• _DATA LINES_:
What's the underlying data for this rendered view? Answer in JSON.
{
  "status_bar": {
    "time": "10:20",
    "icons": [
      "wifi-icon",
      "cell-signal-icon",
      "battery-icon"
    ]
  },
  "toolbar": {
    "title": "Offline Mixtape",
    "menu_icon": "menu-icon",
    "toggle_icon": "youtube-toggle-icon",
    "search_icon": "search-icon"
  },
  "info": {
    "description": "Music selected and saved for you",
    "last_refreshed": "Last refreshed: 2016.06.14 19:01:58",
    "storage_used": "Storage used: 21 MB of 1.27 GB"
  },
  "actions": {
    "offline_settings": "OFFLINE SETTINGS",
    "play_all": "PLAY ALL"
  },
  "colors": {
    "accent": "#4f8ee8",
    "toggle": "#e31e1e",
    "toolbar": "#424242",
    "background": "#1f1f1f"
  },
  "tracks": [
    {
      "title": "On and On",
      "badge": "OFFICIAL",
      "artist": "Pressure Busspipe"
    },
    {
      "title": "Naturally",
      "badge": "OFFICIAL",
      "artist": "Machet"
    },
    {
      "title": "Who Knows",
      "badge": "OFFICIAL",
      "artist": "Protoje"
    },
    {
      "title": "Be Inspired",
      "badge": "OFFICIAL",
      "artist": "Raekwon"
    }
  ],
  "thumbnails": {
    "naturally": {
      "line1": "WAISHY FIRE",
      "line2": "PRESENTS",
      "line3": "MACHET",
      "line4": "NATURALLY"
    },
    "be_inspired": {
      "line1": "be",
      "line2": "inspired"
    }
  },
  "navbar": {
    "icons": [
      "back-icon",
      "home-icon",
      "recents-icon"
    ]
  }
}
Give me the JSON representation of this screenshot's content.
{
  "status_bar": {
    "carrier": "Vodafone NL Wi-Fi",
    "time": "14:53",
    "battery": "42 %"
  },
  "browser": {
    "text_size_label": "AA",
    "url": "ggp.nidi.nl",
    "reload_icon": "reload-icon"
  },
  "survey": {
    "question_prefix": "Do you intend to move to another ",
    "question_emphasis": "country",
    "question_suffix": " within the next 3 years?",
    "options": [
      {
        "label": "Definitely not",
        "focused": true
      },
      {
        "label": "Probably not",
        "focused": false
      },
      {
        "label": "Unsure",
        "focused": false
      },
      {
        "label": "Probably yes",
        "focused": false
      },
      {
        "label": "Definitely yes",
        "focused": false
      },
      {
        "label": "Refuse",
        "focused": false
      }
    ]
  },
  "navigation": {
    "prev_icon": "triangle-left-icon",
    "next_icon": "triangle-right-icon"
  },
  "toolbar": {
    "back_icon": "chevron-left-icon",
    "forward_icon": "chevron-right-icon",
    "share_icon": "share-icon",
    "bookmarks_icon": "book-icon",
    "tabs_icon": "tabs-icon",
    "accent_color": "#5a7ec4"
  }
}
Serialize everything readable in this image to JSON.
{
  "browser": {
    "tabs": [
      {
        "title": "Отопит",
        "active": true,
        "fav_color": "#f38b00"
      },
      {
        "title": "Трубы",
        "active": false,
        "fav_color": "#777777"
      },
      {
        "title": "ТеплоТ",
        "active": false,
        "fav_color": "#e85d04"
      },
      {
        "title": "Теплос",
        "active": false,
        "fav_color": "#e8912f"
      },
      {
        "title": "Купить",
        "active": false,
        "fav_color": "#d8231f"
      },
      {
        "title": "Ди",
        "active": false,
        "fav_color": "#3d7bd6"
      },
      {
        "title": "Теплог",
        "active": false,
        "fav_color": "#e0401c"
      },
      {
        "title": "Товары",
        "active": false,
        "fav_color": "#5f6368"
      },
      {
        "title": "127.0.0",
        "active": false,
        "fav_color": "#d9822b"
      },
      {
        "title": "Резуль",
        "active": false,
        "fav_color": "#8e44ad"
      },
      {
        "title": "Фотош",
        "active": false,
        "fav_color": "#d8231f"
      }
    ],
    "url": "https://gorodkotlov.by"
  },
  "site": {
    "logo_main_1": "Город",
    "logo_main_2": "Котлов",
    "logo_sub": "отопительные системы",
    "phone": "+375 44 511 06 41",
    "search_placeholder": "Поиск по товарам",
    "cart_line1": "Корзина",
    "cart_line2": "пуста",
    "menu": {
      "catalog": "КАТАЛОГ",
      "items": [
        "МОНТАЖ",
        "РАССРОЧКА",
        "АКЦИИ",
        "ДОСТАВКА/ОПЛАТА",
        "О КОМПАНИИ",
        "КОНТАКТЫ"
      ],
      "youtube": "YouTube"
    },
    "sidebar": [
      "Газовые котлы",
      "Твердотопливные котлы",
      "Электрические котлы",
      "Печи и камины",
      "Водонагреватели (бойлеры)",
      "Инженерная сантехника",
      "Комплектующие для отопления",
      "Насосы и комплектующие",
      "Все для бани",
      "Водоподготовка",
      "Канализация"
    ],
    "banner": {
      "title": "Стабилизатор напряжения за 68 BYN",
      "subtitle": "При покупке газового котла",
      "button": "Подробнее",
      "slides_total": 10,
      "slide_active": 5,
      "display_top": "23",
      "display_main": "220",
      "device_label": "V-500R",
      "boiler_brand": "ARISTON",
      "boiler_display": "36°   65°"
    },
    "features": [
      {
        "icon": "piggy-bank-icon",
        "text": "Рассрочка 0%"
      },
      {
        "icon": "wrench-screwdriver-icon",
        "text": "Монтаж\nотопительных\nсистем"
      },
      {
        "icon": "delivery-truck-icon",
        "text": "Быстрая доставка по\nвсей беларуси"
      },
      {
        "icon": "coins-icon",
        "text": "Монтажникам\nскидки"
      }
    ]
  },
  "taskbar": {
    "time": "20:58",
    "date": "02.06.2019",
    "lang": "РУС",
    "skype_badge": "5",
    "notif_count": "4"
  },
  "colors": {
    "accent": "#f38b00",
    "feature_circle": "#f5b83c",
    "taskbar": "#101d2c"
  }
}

• _TASK GOAL_: Extract, word for word, each line of the listing above.

• _RIGHT ANSWER_:
What's the underlying data for this rendered view? Answer in JSON.
{
  "status_bar": {
    "time": "10:20",
    "icons": [
      "wifi-icon",
      "cell-signal-icon",
      "battery-icon"
    ]
  },
  "toolbar": {
    "title": "Offline Mixtape",
    "menu_icon": "menu-icon",
    "toggle_icon": "youtube-toggle-icon",
    "search_icon": "search-icon"
  },
  "info": {
    "description": "Music selected and saved for you",
    "last_refreshed": "Last refreshed: 2016.06.14 19:01:58",
    "storage_used": "Storage used: 21 MB of 1.27 GB"
  },
  "actions": {
    "offline_settings": "OFFLINE SETTINGS",
    "play_all": "PLAY ALL"
  },
  "colors": {
    "accent": "#4f8ee8",
    "toggle": "#e31e1e",
    "toolbar": "#424242",
    "background": "#1f1f1f"
  },
  "tracks": [
    {
      "title": "On and On",
      "badge": "OFFICIAL",
      "artist": "Pressure Busspipe"
    },
    {
      "title": "Naturally",
      "badge": "OFFICIAL",
      "artist": "Machet"
    },
    {
      "title": "Who Knows",
      "badge": "OFFICIAL",
      "artist": "Protoje"
    },
    {
      "title": "Be Inspired",
      "badge": "OFFICIAL",
      "artist": "Raekwon"
    }
  ],
  "thumbnails": {
    "naturally": {
      "line1": "WAISHY FIRE",
      "line2": "PRESENTS",
      "line3": "MACHET",
      "line4": "NATURALLY"
    },
    "be_inspired": {
      "line1": "be",
      "line2": "inspired"
    }
  },
  "navbar": {
    "icons": [
      "back-icon",
      "home-icon",
      "recents-icon"
    ]
  }
}
Give me the JSON representation of this screenshot's content.
{
  "status_bar": {
    "carrier": "Vodafone NL Wi-Fi",
    "time": "14:53",
    "battery": "42 %"
  },
  "browser": {
    "text_size_label": "AA",
    "url": "ggp.nidi.nl",
    "reload_icon": "reload-icon"
  },
  "survey": {
    "question_prefix": "Do you intend to move to another ",
    "question_emphasis": "country",
    "question_suffix": " within the next 3 years?",
    "options": [
      {
        "label": "Definitely not",
        "focused": true
      },
      {
        "label": "Probably not",
        "focused": false
      },
      {
        "label": "Unsure",
        "focused": false
      },
      {
        "label": "Probably yes",
        "focused": false
      },
      {
        "label": "Definitely yes",
        "focused": false
      },
      {
        "label": "Refuse",
        "focused": false
      }
    ]
  },
  "navigation": {
    "prev_icon": "triangle-left-icon",
    "next_icon": "triangle-right-icon"
  },
  "toolbar": {
    "back_icon": "chevron-left-icon",
    "forward_icon": "chevron-right-icon",
    "share_icon": "share-icon",
    "bookmarks_icon": "book-icon",
    "tabs_icon": "tabs-icon",
    "accent_color": "#5a7ec4"
  }
}
Serialize everything readable in this image to JSON.
{
  "browser": {
    "tabs": [
      {
        "title": "Отопит",
        "active": true,
        "fav_color": "#f38b00"
      },
      {
        "title": "Трубы",
        "active": false,
        "fav_color": "#777777"
      },
      {
        "title": "ТеплоТ",
        "active": false,
        "fav_color": "#e85d04"
      },
      {
        "title": "Теплос",
        "active": false,
        "fav_color": "#e8912f"
      },
      {
        "title": "Купить",
        "active": false,
        "fav_color": "#d8231f"
      },
      {
        "title": "Ди",
        "active": false,
        "fav_color": "#3d7bd6"
      },
      {
        "title": "Теплог",
        "active": false,
        "fav_color": "#e0401c"
      },
      {
        "title": "Товары",
        "active": false,
        "fav_color": "#5f6368"
      },
      {
        "title": "127.0.0",
        "active": false,
        "fav_color": "#d9822b"
      },
      {
        "title": "Резуль",
        "active": false,
        "fav_color": "#8e44ad"
      },
      {
        "title": "Фотош",
        "active": false,
        "fav_color": "#d8231f"
      }
    ],
    "url": "https://gorodkotlov.by"
  },
  "site": {
    "logo_main_1": "Город",
    "logo_main_2": "Котлов",
    "logo_sub": "отопительные системы",
    "phone": "+375 44 511 06 41",
    "search_placeholder": "Поиск по товарам",
    "cart_line1": "Корзина",
    "cart_line2": "пуста",
    "menu": {
      "catalog": "КАТАЛОГ",
      "items": [
        "МОНТАЖ",
        "РАССРОЧКА",
        "АКЦИИ",
        "ДОСТАВКА/ОПЛАТА",
        "О КОМПАНИИ",
        "КОНТАКТЫ"
      ],
      "youtube": "YouTube"
    },
    "sidebar": [
      "Газовые котлы",
      "Твердотопливные котлы",
      "Электрические котлы",
      "Печи и камины",
      "Водонагреватели (бойлеры)",
      "Инженерная сантехника",
      "Комплектующие для отопления",
      "Насосы и комплектующие",
      "Все для бани",
      "Водоподготовка",
      "Канализация"
    ],
    "banner": {
      "title": "Стабилизатор напряжения за 68 BYN",
      "subtitle": "При покупке газового котла",
      "button": "Подробнее",
      "slides_total": 10,
      "slide_active": 5,
      "display_top": "23",
      "display_main": "220",
      "device_label": "V-500R",
      "boiler_brand": "ARISTON",
      "boiler_display": "36°   65°"
    },
    "features": [
      {
        "icon": "piggy-bank-icon",
        "text": "Рассрочка 0%"
      },
      {
        "icon": "wrench-screwdriver-icon",
        "text": "Монтаж\nотопительных\nсистем"
      },
      {
        "icon": "delivery-truck-icon",
        "text": "Быстрая доставка по\nвсей беларуси"
      },
      {
        "icon": "coins-icon",
        "text": "Монтажникам\nскидки"
      }
    ]
  },
  "taskbar": {
    "time": "20:58",
    "date": "02.06.2019",
    "lang": "РУС",
    "skype_badge": "5",
    "notif_count": "4"
  },
  "colors": {
    "accent": "#f38b00",
    "feature_circle": "#f5b83c",
    "taskbar": "#101d2c"
  }
}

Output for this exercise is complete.